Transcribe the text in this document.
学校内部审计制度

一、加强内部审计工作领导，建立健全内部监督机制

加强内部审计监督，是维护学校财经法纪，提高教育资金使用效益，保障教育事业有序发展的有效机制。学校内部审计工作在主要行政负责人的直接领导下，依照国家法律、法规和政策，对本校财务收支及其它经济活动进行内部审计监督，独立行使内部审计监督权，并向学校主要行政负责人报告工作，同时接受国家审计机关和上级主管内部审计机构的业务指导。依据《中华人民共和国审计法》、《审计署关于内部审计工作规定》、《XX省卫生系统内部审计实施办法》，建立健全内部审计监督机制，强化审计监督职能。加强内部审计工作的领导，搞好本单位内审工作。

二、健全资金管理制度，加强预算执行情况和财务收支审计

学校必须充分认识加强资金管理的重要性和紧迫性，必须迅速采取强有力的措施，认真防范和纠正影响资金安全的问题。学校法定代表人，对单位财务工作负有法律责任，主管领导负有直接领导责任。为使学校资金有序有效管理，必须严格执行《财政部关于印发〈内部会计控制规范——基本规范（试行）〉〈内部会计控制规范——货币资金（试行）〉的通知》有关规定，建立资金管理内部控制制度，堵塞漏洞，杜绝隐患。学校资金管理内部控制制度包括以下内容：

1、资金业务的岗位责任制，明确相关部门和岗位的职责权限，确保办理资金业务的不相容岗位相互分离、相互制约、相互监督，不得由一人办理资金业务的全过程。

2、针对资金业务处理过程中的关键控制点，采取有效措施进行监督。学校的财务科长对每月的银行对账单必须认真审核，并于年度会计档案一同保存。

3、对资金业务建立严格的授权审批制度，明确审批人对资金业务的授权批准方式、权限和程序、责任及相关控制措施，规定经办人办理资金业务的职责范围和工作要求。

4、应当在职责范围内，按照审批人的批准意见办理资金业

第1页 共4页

* * * *

▶ [Exercise prompt]:
Please quote every record above exactly as it appears.

▶ [Full answer]:
Transcribe the text in this document.
学校内部审计制度

一、加强内部审计工作领导，建立健全内部监督机制

加强内部审计监督，是维护学校财经法纪，提高教育资金使用效益，保障教育事业有序发展的有效机制。学校内部审计工作在主要行政负责人的直接领导下，依照国家法律、法规和政策，对本校财务收支及其它经济活动进行内部审计监督，独立行使内部审计监督权，并向学校主要行政负责人报告工作，同时接受国家审计机关和上级主管内部审计机构的业务指导。依据《中华人民共和国审计法》、《审计署关于内部审计工作规定》、《XX省卫生系统内部审计实施办法》，建立健全内部审计监督机制，强化审计监督职能。加强内部审计工作的领导，搞好本单位内审工作。

二、健全资金管理制度，加强预算执行情况和财务收支审计

学校必须充分认识加强资金管理的重要性和紧迫性，必须迅速采取强有力的措施，认真防范和纠正影响资金安全的问题。学校法定代表人，对单位财务工作负有法律责任，主管领导负有直接领导责任。为使学校资金有序有效管理，必须严格执行《财政部关于印发〈内部会计控制规范——基本规范（试行）〉〈内部会计控制规范——货币资金（试行）〉的通知》有关规定，建立资金管理内部控制制度，堵塞漏洞，杜绝隐患。学校资金管理内部控制制度包括以下内容：

1、资金业务的岗位责任制，明确相关部门和岗位的职责权限，确保办理资金业务的不相容岗位相互分离、相互制约、相互监督，不得由一人办理资金业务的全过程。

2、针对资金业务处理过程中的关键控制点，采取有效措施进行监督。学校的财务科长对每月的银行对账单必须认真审核，并于年度会计档案一同保存。

3、对资金业务建立严格的授权审批制度，明确审批人对资金业务的授权批准方式、权限和程序、责任及相关控制措施，规定经办人办理资金业务的职责范围和工作要求。

4、应当在职责范围内，按照审批人的批准意见办理资金业

第1页 共4页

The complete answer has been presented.